[Figure collection entries]
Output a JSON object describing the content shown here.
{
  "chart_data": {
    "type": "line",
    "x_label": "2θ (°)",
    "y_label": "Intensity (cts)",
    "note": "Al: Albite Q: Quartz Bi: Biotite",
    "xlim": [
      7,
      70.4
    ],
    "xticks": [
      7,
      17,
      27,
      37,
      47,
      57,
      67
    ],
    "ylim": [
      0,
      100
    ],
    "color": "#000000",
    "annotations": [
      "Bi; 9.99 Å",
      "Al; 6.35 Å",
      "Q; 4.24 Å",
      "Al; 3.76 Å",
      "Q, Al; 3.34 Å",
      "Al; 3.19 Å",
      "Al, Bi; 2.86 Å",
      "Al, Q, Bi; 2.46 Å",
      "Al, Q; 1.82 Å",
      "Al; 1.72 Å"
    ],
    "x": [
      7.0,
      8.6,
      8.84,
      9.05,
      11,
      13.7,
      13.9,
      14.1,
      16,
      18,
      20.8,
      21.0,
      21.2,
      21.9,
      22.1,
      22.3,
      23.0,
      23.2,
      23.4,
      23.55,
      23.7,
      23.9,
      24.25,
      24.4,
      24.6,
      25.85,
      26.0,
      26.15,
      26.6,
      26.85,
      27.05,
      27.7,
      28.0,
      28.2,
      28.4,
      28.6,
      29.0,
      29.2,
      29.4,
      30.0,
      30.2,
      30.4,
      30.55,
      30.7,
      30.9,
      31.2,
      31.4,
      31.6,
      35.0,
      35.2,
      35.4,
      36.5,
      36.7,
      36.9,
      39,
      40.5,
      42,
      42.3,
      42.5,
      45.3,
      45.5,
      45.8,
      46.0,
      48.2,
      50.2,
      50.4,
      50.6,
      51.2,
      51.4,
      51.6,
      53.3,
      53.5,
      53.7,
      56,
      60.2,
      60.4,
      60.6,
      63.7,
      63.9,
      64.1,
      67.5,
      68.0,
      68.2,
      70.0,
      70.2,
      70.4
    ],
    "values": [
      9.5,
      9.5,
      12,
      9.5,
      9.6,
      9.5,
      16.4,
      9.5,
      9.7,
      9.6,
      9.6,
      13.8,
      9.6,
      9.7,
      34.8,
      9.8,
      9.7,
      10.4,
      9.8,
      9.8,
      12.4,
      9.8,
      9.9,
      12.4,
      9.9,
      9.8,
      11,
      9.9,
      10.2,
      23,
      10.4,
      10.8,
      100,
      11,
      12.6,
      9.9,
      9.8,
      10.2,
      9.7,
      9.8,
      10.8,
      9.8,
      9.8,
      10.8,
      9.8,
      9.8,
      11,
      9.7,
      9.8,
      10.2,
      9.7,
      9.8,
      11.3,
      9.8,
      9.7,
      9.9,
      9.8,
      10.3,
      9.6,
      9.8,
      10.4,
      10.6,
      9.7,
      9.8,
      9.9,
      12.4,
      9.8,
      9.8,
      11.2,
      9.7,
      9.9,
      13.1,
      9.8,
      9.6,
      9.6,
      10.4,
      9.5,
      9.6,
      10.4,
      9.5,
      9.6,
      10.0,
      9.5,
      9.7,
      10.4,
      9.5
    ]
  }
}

# [PROMPT]
Copy all the records above precisely.

# [SOLUTION BELOW]
Output a JSON object describing the content shown here.
{
  "chart_data": {
    "type": "line",
    "x_label": "2θ (°)",
    "y_label": "Intensity (cts)",
    "note": "Al: Albite Q: Quartz Bi: Biotite",
    "xlim": [
      7,
      70.4
    ],
    "xticks": [
      7,
      17,
      27,
      37,
      47,
      57,
      67
    ],
    "ylim": [
      0,
      100
    ],
    "color": "#000000",
    "annotations": [
      "Bi; 9.99 Å",
      "Al; 6.35 Å",
      "Q; 4.24 Å",
      "Al; 3.76 Å",
      "Q, Al; 3.34 Å",
      "Al; 3.19 Å",
      "Al, Bi; 2.86 Å",
      "Al, Q, Bi; 2.46 Å",
      "Al, Q; 1.82 Å",
      "Al; 1.72 Å"
    ],
    "x": [
      7.0,
      8.6,
      8.84,
      9.05,
      11,
      13.7,
      13.9,
      14.1,
      16,
      18,
      20.8,
      21.0,
      21.2,
      21.9,
      22.1,
      22.3,
      23.0,
      23.2,
      23.4,
      23.55,
      23.7,
      23.9,
      24.25,
      24.4,
      24.6,
      25.85,
      26.0,
      26.15,
      26.6,
      26.85,
      27.05,
      27.7,
      28.0,
      28.2,
      28.4,
      28.6,
      29.0,
      29.2,
      29.4,
      30.0,
      30.2,
      30.4,
      30.55,
      30.7,
      30.9,
      31.2,
      31.4,
      31.6,
      35.0,
      35.2,
      35.4,
      36.5,
      36.7,
      36.9,
      39,
      40.5,
      42,
      42.3,
      42.5,
      45.3,
      45.5,
      45.8,
      46.0,
      48.2,
      50.2,
      50.4,
      50.6,
      51.2,
      51.4,
      51.6,
      53.3,
      53.5,
      53.7,
      56,
      60.2,
      60.4,
      60.6,
      63.7,
      63.9,
      64.1,
      67.5,
      68.0,
      68.2,
      70.0,
      70.2,
      70.4
    ],
    "values": [
      9.5,
      9.5,
      12,
      9.5,
      9.6,
      9.5,
      16.4,
      9.5,
      9.7,
      9.6,
      9.6,
      13.8,
      9.6,
      9.7,
      34.8,
      9.8,
      9.7,
      10.4,
      9.8,
      9.8,
      12.4,
      9.8,
      9.9,
      12.4,
      9.9,
      9.8,
      11,
      9.9,
      10.2,
      23,
      10.4,
      10.8,
      100,
      11,
      12.6,
      9.9,
      9.8,
      10.2,
      9.7,
      9.8,
      10.8,
      9.8,
      9.8,
      10.8,
      9.8,
      9.8,
      11,
      9.7,
      9.8,
      10.2,
      9.7,
      9.8,
      11.3,
      9.8,
      9.7,
      9.9,
      9.8,
      10.3,
      9.6,
      9.8,
      10.4,
      10.6,
      9.7,
      9.8,
      9.9,
      12.4,
      9.8,
      9.8,
      11.2,
      9.7,
      9.9,
      13.1,
      9.8,
      9.6,
      9.6,
      10.4,
      9.5,
      9.6,
      10.4,
      9.5,
      9.6,
      10.0,
      9.5,
      9.7,
      10.4,
      9.5
    ]
  }
}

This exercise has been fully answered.